What is needed: Count the lines in the records below that contain the word "Augusta", and give only that number.

Listed entries:
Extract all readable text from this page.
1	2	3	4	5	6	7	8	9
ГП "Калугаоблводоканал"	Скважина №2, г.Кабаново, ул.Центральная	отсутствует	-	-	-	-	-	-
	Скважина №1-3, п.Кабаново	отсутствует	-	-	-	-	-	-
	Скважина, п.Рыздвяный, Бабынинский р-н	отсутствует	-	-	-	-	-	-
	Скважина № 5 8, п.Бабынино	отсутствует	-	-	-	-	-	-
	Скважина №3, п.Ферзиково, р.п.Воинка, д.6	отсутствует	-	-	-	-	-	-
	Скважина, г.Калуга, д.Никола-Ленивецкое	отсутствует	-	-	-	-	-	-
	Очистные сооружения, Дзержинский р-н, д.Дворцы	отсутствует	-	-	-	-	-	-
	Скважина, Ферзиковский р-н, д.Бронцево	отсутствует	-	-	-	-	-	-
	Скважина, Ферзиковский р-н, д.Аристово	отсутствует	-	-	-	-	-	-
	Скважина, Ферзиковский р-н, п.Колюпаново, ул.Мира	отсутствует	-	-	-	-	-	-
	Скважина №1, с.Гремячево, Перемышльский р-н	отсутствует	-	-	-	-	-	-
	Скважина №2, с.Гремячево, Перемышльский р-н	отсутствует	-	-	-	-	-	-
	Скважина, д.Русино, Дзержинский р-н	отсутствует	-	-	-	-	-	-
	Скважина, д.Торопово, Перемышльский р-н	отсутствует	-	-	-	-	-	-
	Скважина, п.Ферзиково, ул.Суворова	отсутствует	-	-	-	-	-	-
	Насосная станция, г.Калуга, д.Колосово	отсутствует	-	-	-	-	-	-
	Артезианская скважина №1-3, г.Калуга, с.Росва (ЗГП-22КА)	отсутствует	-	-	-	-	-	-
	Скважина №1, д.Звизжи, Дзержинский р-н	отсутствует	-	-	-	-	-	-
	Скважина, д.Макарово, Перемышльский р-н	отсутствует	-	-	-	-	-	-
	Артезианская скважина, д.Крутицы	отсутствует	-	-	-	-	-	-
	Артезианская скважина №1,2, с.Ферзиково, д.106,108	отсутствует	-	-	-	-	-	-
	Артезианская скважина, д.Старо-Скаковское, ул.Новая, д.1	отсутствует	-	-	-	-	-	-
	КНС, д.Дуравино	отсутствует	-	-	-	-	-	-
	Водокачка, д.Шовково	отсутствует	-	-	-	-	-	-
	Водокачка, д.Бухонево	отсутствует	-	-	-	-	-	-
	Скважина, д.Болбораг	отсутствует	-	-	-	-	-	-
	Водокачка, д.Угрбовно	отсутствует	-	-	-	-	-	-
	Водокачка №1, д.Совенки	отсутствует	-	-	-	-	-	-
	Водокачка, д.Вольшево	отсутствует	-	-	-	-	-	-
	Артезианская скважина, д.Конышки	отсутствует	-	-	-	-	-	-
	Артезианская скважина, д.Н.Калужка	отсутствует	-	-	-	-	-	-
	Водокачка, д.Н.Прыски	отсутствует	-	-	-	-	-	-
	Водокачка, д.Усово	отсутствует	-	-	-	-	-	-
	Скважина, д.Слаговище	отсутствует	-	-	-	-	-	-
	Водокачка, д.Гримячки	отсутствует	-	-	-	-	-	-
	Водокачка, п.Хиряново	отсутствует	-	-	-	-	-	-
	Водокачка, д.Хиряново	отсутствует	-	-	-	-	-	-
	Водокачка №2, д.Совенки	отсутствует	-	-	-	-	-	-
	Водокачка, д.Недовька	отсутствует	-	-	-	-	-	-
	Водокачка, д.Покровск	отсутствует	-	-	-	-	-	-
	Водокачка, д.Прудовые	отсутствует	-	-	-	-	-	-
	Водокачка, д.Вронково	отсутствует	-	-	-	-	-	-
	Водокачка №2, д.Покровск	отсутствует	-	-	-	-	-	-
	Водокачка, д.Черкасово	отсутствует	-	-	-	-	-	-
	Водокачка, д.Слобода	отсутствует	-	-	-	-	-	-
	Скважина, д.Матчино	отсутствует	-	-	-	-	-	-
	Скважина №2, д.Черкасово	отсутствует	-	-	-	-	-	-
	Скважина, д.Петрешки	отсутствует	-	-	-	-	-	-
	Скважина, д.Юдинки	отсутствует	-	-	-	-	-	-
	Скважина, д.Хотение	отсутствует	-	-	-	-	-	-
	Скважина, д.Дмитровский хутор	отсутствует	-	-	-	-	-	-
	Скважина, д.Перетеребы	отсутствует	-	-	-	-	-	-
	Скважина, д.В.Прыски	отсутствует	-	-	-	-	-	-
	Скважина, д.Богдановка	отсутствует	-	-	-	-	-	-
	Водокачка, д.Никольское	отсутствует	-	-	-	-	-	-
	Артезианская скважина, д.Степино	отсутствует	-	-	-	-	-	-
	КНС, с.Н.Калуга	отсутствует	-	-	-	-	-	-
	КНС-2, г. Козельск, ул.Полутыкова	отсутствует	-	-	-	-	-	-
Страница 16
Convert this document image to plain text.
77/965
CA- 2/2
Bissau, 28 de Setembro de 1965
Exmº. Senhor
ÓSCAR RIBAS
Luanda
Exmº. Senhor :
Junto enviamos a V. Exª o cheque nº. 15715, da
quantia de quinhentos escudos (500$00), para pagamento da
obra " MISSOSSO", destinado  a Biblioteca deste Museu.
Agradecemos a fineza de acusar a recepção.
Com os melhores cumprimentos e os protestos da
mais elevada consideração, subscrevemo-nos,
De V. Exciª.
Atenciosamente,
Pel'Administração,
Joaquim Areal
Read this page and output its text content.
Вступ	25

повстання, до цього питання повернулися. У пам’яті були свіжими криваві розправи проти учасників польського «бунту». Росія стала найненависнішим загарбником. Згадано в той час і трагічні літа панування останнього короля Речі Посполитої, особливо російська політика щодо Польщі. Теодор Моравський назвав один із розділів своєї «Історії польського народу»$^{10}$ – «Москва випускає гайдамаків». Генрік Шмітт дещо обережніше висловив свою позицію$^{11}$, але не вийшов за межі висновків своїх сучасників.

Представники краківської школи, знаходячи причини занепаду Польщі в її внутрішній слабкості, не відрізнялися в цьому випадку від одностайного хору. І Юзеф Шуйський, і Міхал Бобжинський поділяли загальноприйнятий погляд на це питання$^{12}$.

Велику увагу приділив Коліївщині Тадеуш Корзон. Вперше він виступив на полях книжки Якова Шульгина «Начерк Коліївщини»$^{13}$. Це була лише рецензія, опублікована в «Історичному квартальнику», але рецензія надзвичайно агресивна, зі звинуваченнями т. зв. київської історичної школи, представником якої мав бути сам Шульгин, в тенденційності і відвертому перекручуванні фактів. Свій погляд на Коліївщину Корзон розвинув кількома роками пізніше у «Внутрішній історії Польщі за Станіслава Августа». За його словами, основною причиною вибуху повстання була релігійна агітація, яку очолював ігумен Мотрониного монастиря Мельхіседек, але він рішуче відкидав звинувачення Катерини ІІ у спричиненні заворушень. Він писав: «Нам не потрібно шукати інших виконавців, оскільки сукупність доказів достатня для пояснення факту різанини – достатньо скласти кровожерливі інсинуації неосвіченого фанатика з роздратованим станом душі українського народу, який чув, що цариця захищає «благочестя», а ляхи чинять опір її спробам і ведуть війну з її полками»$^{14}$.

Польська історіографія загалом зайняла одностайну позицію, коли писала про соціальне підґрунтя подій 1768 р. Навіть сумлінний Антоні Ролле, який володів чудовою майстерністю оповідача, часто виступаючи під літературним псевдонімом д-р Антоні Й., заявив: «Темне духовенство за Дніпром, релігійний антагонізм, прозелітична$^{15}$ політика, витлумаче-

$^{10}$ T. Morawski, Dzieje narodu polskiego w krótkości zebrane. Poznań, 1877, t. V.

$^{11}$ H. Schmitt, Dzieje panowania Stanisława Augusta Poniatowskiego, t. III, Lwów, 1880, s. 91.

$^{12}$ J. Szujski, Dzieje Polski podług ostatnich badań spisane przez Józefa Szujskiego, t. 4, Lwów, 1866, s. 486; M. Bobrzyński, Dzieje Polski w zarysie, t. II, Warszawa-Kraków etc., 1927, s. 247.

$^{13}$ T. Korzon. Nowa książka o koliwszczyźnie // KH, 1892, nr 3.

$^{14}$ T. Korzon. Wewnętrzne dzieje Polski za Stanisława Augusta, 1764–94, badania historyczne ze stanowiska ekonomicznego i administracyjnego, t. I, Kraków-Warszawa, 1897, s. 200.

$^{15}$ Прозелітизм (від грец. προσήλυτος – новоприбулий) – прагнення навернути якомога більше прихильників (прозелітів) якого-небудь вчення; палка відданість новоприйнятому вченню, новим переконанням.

Correct output: 2